**Written tasks**:
A. List every restaurant that the restaurant blurbs mention by name.
B. Print everything in the restaurant blurbs from "If you don’t" down to "you’ll be speechless.".

**Selected text**:

---+---

If you don’t know about Franklin by now, we’ll gladly send this in a letter to that rock you’ve been living under. That brisket is witchcraft – good enough to convince us to wait for hours and (gasp) start up conversations with complete strangers. You’ll want to get all your chattiness out in the line anyway. Once you reach the end, you’ll be speechless.
900 E. 11th
The Thonet chairs, penny tiles, and art nouveau wallpaper in the dining room of Hillside Farmacy might convince you that you’ve traveled back in time. And, truth be told, the facial hair of the clientele certainly won’t tell you different. But with a sprightly farm-to-table menu and a view of the hippest stretch of East 11th, this cafe is anything but old hat.
1209 E. 11th
Some Austin sushi places are all flash and no substance. At Kyoten Sushiko, you get the opposite of all that. The dining room is austere, and chef Otto Phan does not spend much time glad-handing, but none of that really matters. The toro with fresh wasabi or the Miyazaki A5 Wagyu will demand all your attention anyway.
You’re not going to find meatballs drowning in red gravy and endless breadsticks at this casually upscale Italian restaurant. But you outgrew all that somewhere around your 18th birthday. Celebrate the pleasures of adulthood with chef Fiore Tedesco’s locally sourced, seasonal dishes (the wood-roasted mushroom lasagna is already legendary) and botanical cocktails – all served by fairly paid workers in a breathtakingly beautiful space.

---+---

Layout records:
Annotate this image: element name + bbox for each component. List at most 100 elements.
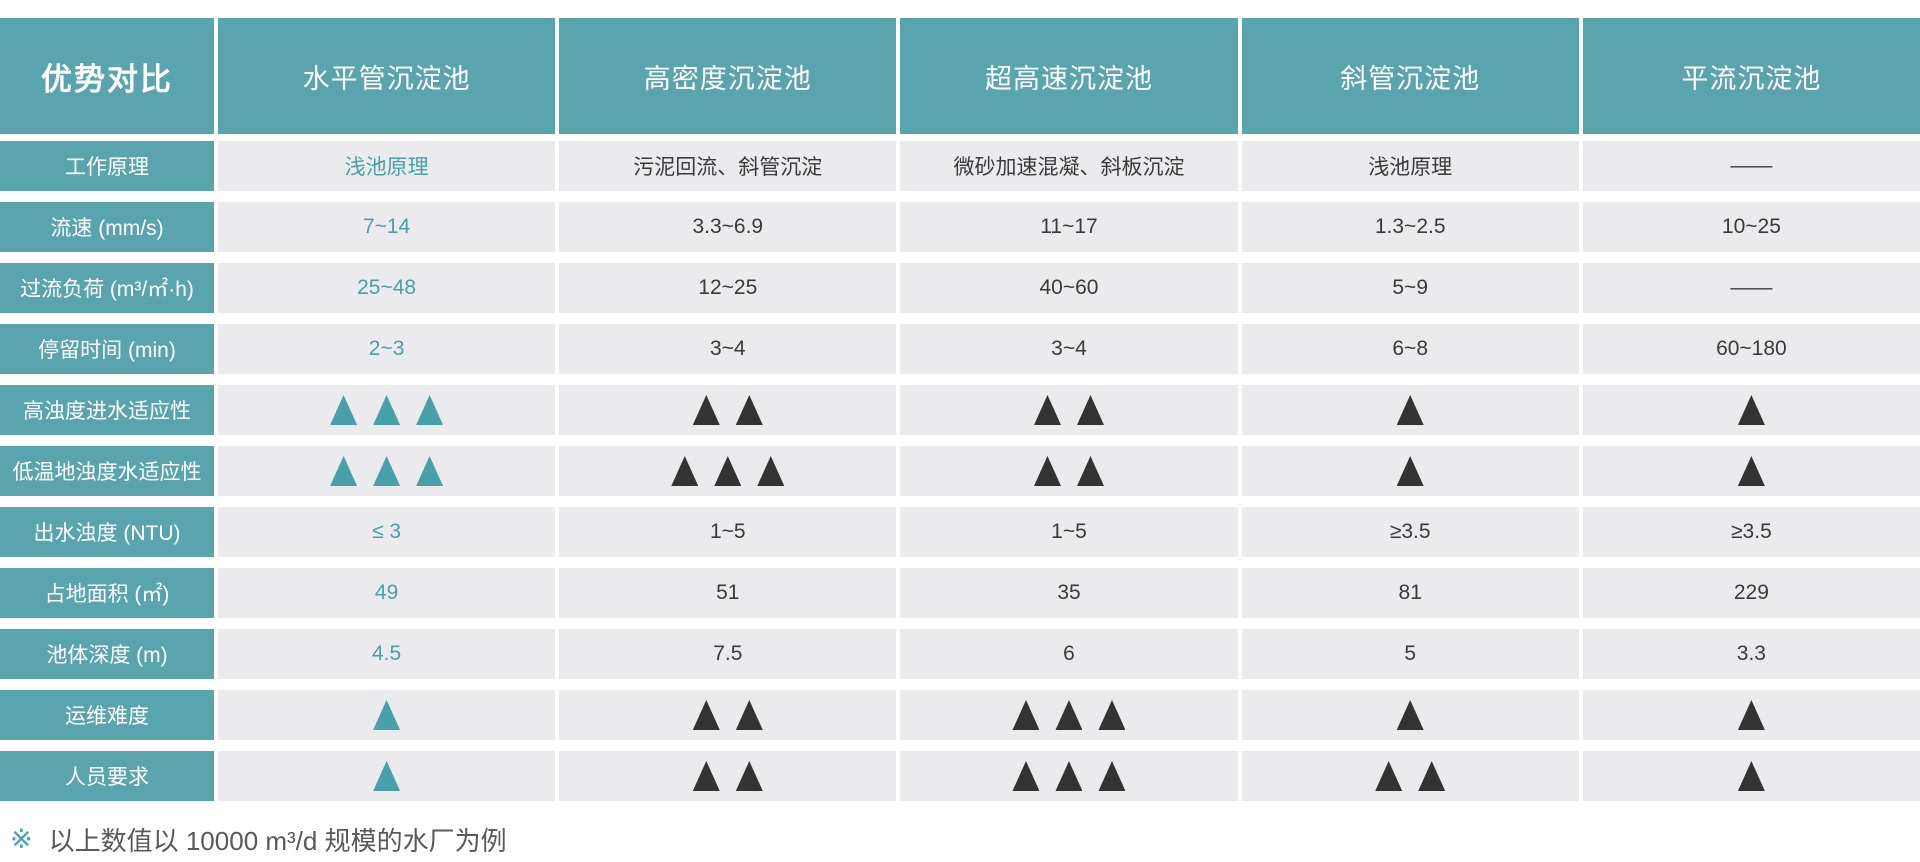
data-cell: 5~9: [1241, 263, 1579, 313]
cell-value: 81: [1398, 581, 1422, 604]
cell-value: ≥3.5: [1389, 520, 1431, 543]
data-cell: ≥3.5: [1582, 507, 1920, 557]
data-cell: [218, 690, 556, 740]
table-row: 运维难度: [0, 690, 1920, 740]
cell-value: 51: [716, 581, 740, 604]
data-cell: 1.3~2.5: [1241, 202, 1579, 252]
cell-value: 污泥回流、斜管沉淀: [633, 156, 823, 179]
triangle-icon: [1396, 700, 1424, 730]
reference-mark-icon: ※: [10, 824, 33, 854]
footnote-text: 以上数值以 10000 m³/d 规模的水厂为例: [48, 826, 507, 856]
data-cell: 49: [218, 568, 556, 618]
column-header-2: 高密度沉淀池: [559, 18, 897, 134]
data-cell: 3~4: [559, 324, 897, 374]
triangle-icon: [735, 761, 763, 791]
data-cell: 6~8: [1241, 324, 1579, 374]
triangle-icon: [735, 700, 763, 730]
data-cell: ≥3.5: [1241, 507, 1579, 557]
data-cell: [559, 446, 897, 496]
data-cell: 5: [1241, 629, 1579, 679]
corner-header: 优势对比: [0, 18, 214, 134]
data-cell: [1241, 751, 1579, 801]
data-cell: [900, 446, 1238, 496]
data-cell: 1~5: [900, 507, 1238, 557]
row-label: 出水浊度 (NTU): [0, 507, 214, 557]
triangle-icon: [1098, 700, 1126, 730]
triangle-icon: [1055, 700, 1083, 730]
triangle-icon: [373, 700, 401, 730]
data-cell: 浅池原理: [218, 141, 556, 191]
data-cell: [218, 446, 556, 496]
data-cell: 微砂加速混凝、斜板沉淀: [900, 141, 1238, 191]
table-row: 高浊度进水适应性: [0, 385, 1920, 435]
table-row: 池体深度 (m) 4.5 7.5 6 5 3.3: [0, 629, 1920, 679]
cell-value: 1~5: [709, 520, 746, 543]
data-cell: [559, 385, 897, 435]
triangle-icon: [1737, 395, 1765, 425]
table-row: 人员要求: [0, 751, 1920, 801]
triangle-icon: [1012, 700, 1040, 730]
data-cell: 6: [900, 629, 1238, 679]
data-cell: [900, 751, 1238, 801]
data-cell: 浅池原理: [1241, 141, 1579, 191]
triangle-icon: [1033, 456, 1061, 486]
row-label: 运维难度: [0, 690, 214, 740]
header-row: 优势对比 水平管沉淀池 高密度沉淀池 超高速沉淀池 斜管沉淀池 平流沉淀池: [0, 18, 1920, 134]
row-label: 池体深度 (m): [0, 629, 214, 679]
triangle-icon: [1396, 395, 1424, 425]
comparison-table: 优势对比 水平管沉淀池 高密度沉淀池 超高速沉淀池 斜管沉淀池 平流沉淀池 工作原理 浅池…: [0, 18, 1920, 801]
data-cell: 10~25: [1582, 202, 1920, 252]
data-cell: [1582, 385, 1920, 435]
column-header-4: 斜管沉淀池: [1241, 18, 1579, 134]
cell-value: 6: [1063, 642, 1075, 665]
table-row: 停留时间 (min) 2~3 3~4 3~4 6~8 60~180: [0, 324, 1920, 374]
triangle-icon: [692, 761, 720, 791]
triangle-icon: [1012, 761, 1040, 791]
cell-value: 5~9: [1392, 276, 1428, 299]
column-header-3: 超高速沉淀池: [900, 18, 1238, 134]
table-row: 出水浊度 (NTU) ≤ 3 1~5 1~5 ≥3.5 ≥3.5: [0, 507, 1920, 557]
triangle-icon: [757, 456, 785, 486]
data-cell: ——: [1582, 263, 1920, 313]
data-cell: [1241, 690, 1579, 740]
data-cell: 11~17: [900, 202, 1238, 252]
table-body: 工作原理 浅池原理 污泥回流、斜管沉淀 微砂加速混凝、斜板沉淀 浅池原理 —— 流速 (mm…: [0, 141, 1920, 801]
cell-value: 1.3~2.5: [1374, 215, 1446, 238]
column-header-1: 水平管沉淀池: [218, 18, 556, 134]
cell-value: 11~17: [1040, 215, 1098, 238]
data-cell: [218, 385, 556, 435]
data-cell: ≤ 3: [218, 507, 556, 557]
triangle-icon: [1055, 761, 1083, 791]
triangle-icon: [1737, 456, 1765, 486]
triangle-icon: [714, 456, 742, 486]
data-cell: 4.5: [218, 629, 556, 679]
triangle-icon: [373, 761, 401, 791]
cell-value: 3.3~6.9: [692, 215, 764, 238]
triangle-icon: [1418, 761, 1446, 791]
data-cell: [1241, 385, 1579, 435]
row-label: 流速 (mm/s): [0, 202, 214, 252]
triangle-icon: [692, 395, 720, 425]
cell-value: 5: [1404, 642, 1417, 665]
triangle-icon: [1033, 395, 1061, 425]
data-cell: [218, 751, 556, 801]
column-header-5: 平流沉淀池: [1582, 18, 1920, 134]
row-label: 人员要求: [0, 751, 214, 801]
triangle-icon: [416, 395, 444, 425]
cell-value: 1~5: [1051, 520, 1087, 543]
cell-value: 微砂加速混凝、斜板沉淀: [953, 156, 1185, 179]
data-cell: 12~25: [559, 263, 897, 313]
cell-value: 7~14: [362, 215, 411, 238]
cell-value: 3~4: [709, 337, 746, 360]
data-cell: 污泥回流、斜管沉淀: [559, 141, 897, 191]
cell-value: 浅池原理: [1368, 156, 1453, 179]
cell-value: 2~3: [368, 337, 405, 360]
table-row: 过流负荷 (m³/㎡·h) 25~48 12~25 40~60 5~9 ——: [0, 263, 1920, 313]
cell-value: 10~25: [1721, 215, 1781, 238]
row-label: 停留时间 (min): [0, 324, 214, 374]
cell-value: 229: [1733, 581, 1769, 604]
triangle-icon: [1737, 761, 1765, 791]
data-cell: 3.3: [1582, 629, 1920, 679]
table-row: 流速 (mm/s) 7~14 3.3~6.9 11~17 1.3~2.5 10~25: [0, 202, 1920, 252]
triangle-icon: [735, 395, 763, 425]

---+---

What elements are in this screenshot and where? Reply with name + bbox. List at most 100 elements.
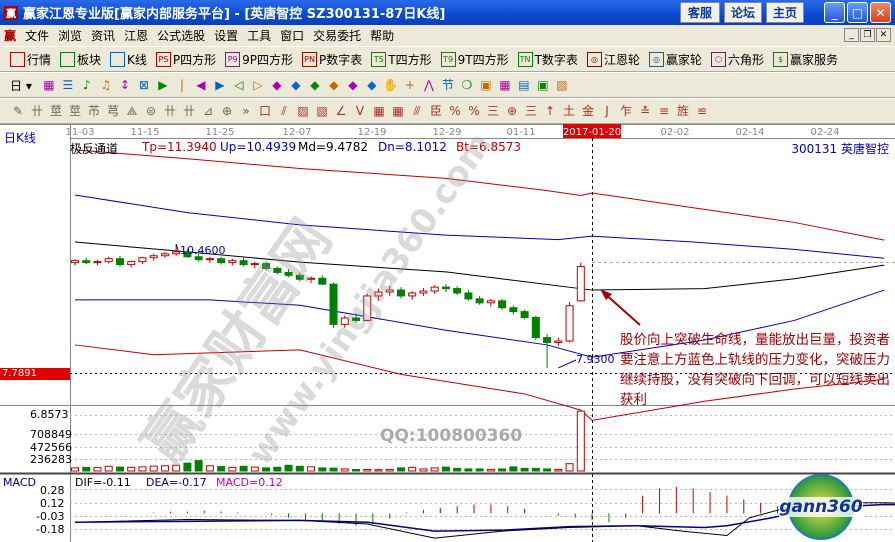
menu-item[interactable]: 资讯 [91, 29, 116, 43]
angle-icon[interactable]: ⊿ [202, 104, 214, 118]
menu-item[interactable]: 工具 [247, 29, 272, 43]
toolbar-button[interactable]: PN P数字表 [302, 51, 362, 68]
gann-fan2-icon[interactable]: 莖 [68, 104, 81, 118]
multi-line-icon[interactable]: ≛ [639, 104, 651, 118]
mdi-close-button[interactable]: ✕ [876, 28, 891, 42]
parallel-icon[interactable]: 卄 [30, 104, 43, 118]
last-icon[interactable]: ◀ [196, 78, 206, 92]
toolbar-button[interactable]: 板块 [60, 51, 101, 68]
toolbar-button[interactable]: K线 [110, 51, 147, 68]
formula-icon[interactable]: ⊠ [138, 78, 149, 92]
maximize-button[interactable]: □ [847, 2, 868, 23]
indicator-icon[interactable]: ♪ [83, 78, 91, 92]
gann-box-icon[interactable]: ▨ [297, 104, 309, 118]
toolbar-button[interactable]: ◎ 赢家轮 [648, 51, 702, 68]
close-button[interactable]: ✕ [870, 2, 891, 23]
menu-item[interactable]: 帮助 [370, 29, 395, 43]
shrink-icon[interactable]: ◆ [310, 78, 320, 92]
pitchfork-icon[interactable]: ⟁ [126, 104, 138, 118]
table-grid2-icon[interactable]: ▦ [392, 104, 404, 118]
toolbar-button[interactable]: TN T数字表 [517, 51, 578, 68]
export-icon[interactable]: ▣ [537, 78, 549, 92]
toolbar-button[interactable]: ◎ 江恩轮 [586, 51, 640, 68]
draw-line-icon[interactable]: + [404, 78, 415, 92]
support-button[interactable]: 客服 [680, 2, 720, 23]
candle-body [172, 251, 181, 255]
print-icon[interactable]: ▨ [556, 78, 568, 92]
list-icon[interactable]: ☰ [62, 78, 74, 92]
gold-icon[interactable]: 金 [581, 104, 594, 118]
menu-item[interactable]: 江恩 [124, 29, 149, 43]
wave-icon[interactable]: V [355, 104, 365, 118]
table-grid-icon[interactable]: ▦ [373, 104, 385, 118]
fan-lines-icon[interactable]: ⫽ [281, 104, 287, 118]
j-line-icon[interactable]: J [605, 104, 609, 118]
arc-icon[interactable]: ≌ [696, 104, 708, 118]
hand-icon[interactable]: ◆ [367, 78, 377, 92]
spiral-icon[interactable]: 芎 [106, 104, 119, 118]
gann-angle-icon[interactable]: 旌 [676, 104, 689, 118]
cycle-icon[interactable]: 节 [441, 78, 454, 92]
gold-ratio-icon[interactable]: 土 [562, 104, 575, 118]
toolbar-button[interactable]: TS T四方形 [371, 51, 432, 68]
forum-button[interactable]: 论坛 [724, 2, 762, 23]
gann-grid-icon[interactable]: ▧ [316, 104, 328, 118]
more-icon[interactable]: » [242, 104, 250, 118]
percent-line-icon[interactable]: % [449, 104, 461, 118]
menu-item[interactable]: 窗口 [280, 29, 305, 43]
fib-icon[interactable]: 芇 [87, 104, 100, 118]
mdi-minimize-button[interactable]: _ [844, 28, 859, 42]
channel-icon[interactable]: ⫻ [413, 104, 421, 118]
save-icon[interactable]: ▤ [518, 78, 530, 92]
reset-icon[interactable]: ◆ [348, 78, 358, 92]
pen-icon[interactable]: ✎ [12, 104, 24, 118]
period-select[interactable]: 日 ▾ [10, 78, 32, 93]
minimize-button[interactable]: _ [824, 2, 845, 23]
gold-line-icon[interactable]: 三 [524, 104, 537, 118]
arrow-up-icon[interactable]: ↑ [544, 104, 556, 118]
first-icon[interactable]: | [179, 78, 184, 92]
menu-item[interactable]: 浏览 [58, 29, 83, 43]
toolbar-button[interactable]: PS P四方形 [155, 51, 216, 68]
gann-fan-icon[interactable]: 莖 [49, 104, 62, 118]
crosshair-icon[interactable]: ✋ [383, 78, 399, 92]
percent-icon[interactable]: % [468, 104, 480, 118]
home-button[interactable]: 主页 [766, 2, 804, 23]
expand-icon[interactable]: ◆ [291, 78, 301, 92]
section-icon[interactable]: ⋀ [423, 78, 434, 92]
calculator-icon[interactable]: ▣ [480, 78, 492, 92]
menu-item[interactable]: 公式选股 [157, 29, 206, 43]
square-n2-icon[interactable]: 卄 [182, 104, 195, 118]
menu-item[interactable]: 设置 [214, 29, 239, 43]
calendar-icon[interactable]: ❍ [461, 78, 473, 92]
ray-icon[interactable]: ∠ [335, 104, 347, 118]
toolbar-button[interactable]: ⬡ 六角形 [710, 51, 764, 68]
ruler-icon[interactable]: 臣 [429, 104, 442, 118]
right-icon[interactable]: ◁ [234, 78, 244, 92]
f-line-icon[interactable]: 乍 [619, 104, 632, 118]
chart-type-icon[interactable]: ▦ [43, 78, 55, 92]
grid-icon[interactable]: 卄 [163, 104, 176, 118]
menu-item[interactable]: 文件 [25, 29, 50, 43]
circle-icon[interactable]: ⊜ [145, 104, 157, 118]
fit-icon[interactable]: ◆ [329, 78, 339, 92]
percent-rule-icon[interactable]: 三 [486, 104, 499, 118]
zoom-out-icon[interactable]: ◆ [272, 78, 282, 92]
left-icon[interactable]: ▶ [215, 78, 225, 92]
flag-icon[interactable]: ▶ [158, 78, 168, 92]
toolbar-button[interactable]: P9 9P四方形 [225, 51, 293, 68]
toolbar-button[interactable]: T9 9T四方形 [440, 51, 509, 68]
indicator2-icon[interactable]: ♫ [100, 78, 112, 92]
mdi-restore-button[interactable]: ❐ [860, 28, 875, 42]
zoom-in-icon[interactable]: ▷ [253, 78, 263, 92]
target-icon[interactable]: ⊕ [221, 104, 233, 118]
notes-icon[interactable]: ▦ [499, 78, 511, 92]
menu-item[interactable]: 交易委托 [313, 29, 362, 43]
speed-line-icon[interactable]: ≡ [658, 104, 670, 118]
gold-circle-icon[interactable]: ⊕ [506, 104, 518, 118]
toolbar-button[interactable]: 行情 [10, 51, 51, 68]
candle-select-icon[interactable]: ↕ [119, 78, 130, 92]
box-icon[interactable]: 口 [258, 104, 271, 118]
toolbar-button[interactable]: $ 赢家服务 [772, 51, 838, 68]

---+---

**Results for the exercise**:
A. Franklin, Hillside Farmacy, Kyoten Sushiko

B.
If you don’t know about Franklin by now, we’ll gladly send this in a letter to that rock you’ve been living under. That brisket is witchcraft – good enough to convince us to wait for hours and (gasp) start up conversations with complete strangers. You’ll want to get all your chattiness out in the line anyway. Once you reach the end, you’ll be speechless.